I do not know that I appreciate the hon. Member's point. At any rate, the taxation of profits, he would agree, is a form of conscription, because conscription means making people do things whether they like it or not. But the taxation of profits, of course, can be carried on without the reduction of capital. I would ask hon. Gentlemen opposite to consider these points before they inscribe this proposal finally upon the party banner. I ask them to think whether or not these really elementary considerations must not, at least, be met, before it is possible to declare that the scheme is practicable.

Mr. David Grenfell

May I ask the right hon. Gentleman a question before he leaves that point?

Sir J. Simon

I have not left it yet.

Mr. Grenfell

I would ask him, then, what rate of interest or yield upon capital he is assuming for the purposes of his illustration, and how does that relate to the actual return on capital?

Sir J. Simon

I will take any return the hon. Member likes, if he thinks I have not allowed a sufficient return on capital. I was expressing it in terms of income as 10s. in the £Does he suggest that it should be more than 10s. in the £—perhaps 20s. in the £? My point is a simple one—that you cannot, in fact, add to our system of taxation, a levy of so much percent., whatever it may be, annually on estates and at the same time preserve the system of taxation which we have at present. Indeed, the right hon. Gentleman's proposal to put 2 percent. or 3 percent. tax annually on estates is, if I may say so without offence, only a very clumsy alternative to Death Duties. Now Death Duties are paid when the estate passes and there are great conveniences in that. For one thing, you can take a very big "whack" and it is worth doing. For another thing, at that moment when the estate passes, the State has power to demand that tax as a condition of conferring the property on the executors, and that is what it does. There is, therefore, great convenience in doing it at that time, just as there would be considerable inconvenience in doing it at any other time. I am not saying that you could not, in time, value all the estates in the country once a year, but it is certain that in many cases it would take more than 12 months to do it, and when it was finished you would have taken year by year a certain percentage as an alternative to taking a big lump of the estate when it passes at death.

● ● ● ●

*REQUEST 1*: From the debate passage, reproduce word for word the stretch that opens with the words "I do not know" and ends after the words "leaves that point?".

● ● ● ●

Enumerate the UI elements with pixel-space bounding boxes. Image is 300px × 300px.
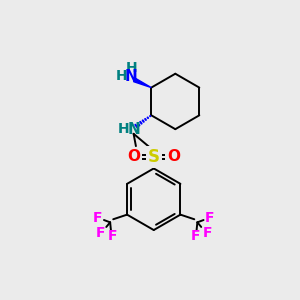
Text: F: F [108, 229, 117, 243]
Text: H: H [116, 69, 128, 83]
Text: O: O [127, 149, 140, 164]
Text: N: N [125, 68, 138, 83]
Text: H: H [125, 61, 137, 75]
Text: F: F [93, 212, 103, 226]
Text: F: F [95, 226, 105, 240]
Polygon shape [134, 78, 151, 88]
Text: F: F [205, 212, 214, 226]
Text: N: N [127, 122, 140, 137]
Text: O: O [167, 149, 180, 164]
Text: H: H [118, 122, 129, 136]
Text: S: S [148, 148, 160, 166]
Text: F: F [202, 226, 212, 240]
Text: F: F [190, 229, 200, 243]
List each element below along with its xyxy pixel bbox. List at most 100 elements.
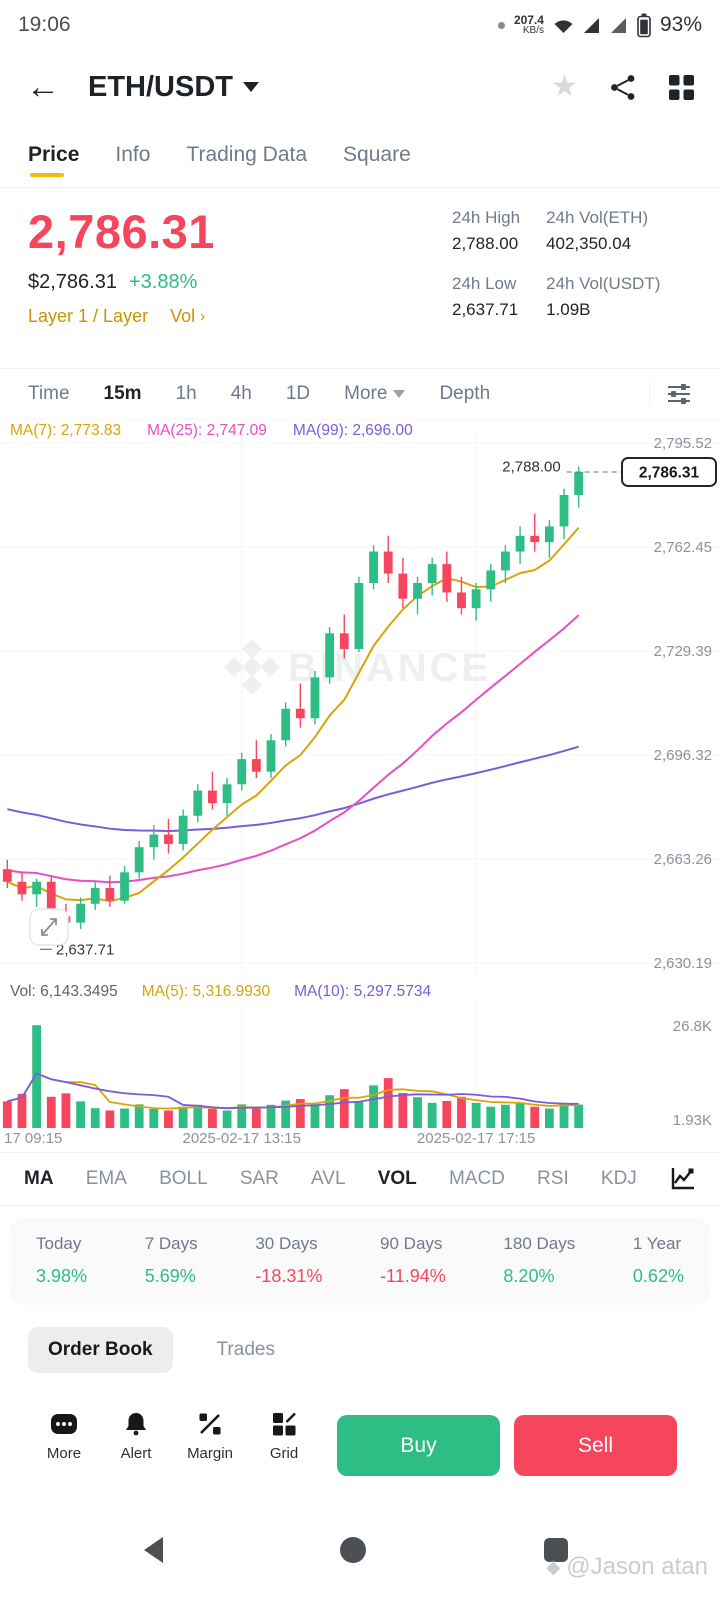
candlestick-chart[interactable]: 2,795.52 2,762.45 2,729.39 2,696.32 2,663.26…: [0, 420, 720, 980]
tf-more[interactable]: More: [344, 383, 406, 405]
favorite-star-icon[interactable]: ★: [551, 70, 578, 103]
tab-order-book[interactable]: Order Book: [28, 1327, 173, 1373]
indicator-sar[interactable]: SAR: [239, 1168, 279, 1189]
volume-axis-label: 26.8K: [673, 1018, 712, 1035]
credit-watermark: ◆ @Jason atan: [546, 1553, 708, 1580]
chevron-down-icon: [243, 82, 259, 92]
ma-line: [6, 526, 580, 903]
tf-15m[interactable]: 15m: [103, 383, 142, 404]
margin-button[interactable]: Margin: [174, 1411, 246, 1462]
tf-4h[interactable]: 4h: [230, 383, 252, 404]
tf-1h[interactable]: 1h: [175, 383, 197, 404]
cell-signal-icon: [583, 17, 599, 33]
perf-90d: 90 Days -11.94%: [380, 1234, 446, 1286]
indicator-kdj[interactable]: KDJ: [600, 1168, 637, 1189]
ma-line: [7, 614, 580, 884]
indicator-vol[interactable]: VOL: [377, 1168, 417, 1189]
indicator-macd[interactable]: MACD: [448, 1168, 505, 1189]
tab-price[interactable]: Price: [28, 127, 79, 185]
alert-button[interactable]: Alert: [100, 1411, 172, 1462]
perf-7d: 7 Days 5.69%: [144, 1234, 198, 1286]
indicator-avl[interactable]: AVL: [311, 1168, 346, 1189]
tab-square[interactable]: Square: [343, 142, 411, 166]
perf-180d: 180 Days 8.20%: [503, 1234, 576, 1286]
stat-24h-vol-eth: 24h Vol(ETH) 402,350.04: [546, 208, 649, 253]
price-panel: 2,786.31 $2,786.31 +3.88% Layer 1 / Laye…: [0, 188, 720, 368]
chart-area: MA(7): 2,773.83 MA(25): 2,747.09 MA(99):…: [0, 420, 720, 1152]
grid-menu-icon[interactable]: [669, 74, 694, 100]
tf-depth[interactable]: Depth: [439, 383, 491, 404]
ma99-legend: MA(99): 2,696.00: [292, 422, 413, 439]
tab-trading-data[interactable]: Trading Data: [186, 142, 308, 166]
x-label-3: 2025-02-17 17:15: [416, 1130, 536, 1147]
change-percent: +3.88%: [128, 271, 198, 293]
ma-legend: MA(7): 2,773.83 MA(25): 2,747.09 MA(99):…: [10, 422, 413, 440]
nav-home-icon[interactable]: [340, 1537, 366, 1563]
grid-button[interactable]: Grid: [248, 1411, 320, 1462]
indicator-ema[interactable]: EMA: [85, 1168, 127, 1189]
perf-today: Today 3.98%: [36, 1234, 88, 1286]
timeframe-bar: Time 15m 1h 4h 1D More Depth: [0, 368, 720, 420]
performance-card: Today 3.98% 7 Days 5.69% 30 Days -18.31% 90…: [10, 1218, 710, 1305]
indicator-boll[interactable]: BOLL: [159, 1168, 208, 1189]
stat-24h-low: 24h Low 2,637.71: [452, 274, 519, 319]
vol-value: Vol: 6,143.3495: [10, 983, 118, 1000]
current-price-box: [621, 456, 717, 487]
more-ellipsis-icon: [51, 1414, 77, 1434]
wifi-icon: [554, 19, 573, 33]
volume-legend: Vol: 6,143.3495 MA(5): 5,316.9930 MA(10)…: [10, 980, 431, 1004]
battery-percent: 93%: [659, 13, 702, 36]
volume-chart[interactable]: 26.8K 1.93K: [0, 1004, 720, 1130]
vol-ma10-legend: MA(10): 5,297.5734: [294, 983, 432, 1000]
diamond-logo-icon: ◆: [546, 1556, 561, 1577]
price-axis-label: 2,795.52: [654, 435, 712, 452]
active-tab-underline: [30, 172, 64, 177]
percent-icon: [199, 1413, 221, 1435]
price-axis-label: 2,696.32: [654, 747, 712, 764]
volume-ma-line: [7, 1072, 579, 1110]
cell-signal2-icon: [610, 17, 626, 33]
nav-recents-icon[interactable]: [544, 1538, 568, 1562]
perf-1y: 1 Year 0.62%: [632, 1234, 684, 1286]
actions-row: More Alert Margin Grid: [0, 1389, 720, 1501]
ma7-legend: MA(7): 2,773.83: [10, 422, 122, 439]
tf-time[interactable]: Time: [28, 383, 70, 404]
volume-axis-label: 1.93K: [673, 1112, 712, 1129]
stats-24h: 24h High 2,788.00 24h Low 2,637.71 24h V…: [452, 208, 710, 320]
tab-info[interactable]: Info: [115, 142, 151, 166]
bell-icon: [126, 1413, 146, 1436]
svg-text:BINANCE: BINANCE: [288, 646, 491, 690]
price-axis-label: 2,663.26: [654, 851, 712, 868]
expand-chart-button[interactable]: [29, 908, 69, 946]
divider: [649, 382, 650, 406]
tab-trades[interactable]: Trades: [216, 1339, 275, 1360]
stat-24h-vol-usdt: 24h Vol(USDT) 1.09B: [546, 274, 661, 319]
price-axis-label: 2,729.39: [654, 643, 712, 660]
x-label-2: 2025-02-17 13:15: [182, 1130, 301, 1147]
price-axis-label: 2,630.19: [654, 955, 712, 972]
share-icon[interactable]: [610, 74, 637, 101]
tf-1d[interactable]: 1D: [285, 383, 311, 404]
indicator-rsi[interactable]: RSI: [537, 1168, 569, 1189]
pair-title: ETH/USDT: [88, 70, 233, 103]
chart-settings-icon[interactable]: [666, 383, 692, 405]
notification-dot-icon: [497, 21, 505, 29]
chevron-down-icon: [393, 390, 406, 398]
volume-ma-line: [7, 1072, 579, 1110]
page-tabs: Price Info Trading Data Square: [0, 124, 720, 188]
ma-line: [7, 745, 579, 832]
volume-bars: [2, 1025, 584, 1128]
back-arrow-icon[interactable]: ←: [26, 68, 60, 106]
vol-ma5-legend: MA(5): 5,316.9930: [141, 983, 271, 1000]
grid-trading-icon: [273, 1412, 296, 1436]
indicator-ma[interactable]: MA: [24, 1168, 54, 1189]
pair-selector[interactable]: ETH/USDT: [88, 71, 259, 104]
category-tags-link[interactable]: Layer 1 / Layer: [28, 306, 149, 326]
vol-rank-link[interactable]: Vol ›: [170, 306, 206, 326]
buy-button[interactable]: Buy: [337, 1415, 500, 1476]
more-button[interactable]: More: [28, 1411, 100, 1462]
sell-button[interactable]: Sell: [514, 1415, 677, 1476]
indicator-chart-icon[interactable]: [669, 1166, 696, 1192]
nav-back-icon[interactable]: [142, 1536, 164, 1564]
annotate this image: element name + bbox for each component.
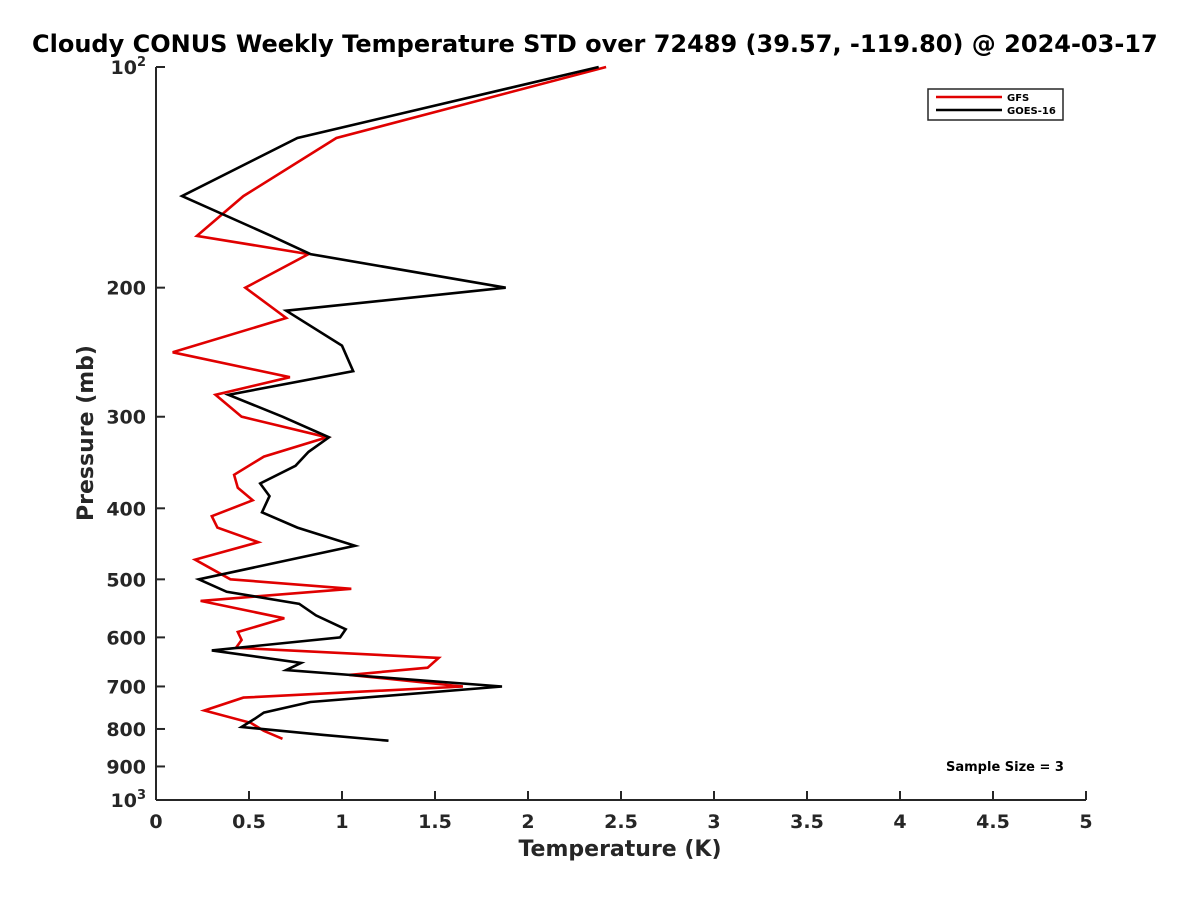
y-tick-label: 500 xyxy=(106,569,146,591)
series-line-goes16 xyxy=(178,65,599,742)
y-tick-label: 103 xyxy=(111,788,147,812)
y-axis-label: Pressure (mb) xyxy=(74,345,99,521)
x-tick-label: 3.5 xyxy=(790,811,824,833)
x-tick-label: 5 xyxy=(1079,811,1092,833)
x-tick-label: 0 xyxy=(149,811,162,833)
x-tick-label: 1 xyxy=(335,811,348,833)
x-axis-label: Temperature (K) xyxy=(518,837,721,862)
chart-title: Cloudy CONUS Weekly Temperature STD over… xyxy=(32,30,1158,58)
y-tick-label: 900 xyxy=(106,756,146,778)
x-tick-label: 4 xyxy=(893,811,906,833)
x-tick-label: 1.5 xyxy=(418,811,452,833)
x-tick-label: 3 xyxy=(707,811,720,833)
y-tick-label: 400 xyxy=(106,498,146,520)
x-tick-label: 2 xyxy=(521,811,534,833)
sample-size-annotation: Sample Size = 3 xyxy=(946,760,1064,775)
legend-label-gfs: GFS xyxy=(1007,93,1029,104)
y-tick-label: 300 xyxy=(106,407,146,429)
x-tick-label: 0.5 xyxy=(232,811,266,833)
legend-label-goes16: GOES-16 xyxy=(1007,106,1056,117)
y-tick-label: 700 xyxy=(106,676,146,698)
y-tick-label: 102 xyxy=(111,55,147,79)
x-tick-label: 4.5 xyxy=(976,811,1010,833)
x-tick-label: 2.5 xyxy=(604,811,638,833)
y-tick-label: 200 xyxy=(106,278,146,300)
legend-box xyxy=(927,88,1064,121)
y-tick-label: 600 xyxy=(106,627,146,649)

● ● ● ●

*REQUEST 2*: Quote exactly the rows that start at the one containing "Text: F: F [108, 229, 117, 243]" and end with the one containing "Text: F: F [205, 212, 214, 226]", including both of those rows.

*WRITTEN RESPONSE 1*:
I do not know that I appreciate the hon. Member's point. At any rate, the taxation of profits, he would agree, is a form of conscription, because conscription means making people do things whether they like it or not. But the taxation of profits, of course, can be carried on without the reduction of capital. I would ask hon. Gentlemen opposite to consider these points before they inscribe this proposal finally upon the party banner. I ask them to think whether or not these really elementary considerations must not, at least, be met, before it is possible to declare that the scheme is practicable.

Mr. David Grenfell

May I ask the right hon. Gentleman a question before he leaves that point?

*WRITTEN RESPONSE 2*:
Text: F: F [108, 229, 117, 243]
Text: H: H [116, 69, 128, 83]
Text: O: O [127, 149, 140, 164]
Text: N: N [125, 68, 138, 83]
Text: H: H [125, 61, 137, 75]
Text: F: F [93, 212, 103, 226]
Text: F: F [95, 226, 105, 240]
Polygon shape [134, 78, 151, 88]
Text: F: F [205, 212, 214, 226]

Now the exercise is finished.